## Problem
Reproduce each record exactly.

## Provided entries

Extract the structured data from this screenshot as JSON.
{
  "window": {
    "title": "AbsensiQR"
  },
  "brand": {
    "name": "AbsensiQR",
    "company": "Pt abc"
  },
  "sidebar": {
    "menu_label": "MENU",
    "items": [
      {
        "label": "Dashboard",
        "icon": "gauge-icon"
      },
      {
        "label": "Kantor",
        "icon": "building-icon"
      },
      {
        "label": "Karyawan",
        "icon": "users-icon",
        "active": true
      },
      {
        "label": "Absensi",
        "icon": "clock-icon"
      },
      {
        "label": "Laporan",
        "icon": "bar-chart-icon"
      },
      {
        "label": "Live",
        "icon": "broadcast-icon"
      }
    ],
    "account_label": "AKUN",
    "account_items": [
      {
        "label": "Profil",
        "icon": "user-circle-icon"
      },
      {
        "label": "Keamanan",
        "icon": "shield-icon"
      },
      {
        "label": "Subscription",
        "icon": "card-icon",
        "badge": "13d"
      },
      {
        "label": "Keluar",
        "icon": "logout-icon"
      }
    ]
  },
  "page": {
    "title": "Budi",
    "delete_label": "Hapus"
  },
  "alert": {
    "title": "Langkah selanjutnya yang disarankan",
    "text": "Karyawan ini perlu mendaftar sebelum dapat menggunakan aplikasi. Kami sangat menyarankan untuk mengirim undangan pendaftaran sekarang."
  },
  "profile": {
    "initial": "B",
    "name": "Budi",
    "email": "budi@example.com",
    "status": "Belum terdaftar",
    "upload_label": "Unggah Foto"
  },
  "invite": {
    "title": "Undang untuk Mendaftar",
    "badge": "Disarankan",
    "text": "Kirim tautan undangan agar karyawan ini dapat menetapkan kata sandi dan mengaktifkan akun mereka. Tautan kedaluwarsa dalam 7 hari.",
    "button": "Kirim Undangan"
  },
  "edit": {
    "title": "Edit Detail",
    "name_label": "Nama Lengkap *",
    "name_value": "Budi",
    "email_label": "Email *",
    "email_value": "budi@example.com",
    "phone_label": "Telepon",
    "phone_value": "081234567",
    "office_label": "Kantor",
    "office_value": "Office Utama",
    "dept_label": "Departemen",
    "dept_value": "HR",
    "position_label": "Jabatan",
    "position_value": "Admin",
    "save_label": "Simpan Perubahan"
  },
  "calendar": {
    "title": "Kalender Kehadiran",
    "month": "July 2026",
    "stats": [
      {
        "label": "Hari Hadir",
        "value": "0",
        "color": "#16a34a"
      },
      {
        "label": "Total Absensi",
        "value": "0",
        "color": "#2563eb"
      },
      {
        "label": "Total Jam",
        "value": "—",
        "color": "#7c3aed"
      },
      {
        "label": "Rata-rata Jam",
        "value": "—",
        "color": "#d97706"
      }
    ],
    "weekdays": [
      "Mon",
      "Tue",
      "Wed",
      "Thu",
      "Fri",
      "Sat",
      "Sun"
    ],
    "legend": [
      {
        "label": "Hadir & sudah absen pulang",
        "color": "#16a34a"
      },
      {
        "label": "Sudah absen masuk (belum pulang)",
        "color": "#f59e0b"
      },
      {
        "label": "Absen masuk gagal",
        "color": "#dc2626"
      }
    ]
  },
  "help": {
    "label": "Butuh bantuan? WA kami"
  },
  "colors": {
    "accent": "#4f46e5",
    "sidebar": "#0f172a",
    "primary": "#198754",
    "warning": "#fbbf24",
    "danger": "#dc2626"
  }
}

## Response below
Extract the structured data from this screenshot as JSON.
{
  "window": {
    "title": "AbsensiQR"
  },
  "brand": {
    "name": "AbsensiQR",
    "company": "Pt abc"
  },
  "sidebar": {
    "menu_label": "MENU",
    "items": [
      {
        "label": "Dashboard",
        "icon": "gauge-icon"
      },
      {
        "label": "Kantor",
        "icon": "building-icon"
      },
      {
        "label": "Karyawan",
        "icon": "users-icon",
        "active": true
      },
      {
        "label": "Absensi",
        "icon": "clock-icon"
      },
      {
        "label": "Laporan",
        "icon": "bar-chart-icon"
      },
      {
        "label": "Live",
        "icon": "broadcast-icon"
      }
    ],
    "account_label": "AKUN",
    "account_items": [
      {
        "label": "Profil",
        "icon": "user-circle-icon"
      },
      {
        "label": "Keamanan",
        "icon": "shield-icon"
      },
      {
        "label": "Subscription",
        "icon": "card-icon",
        "badge": "13d"
      },
      {
        "label": "Keluar",
        "icon": "logout-icon"
      }
    ]
  },
  "page": {
    "title": "Budi",
    "delete_label": "Hapus"
  },
  "alert": {
    "title": "Langkah selanjutnya yang disarankan",
    "text": "Karyawan ini perlu mendaftar sebelum dapat menggunakan aplikasi. Kami sangat menyarankan untuk mengirim undangan pendaftaran sekarang."
  },
  "profile": {
    "initial": "B",
    "name": "Budi",
    "email": "budi@example.com",
    "status": "Belum terdaftar",
    "upload_label": "Unggah Foto"
  },
  "invite": {
    "title": "Undang untuk Mendaftar",
    "badge": "Disarankan",
    "text": "Kirim tautan undangan agar karyawan ini dapat menetapkan kata sandi dan mengaktifkan akun mereka. Tautan kedaluwarsa dalam 7 hari.",
    "button": "Kirim Undangan"
  },
  "edit": {
    "title": "Edit Detail",
    "name_label": "Nama Lengkap *",
    "name_value": "Budi",
    "email_label": "Email *",
    "email_value": "budi@example.com",
    "phone_label": "Telepon",
    "phone_value": "081234567",
    "office_label": "Kantor",
    "office_value": "Office Utama",
    "dept_label": "Departemen",
    "dept_value": "HR",
    "position_label": "Jabatan",
    "position_value": "Admin",
    "save_label": "Simpan Perubahan"
  },
  "calendar": {
    "title": "Kalender Kehadiran",
    "month": "July 2026",
    "stats": [
      {
        "label": "Hari Hadir",
        "value": "0",
        "color": "#16a34a"
      },
      {
        "label": "Total Absensi",
        "value": "0",
        "color": "#2563eb"
      },
      {
        "label": "Total Jam",
        "value": "—",
        "color": "#7c3aed"
      },
      {
        "label": "Rata-rata Jam",
        "value": "—",
        "color": "#d97706"
      }
    ],
    "weekdays": [
      "Mon",
      "Tue",
      "Wed",
      "Thu",
      "Fri",
      "Sat",
      "Sun"
    ],
    "legend": [
      {
        "label": "Hadir & sudah absen pulang",
        "color": "#16a34a"
      },
      {
        "label": "Sudah absen masuk (belum pulang)",
        "color": "#f59e0b"
      },
      {
        "label": "Absen masuk gagal",
        "color": "#dc2626"
      }
    ]
  },
  "help": {
    "label": "Butuh bantuan? WA kami"
  },
  "colors": {
    "accent": "#4f46e5",
    "sidebar": "#0f172a",
    "primary": "#198754",
    "warning": "#fbbf24",
    "danger": "#dc2626"
  }
}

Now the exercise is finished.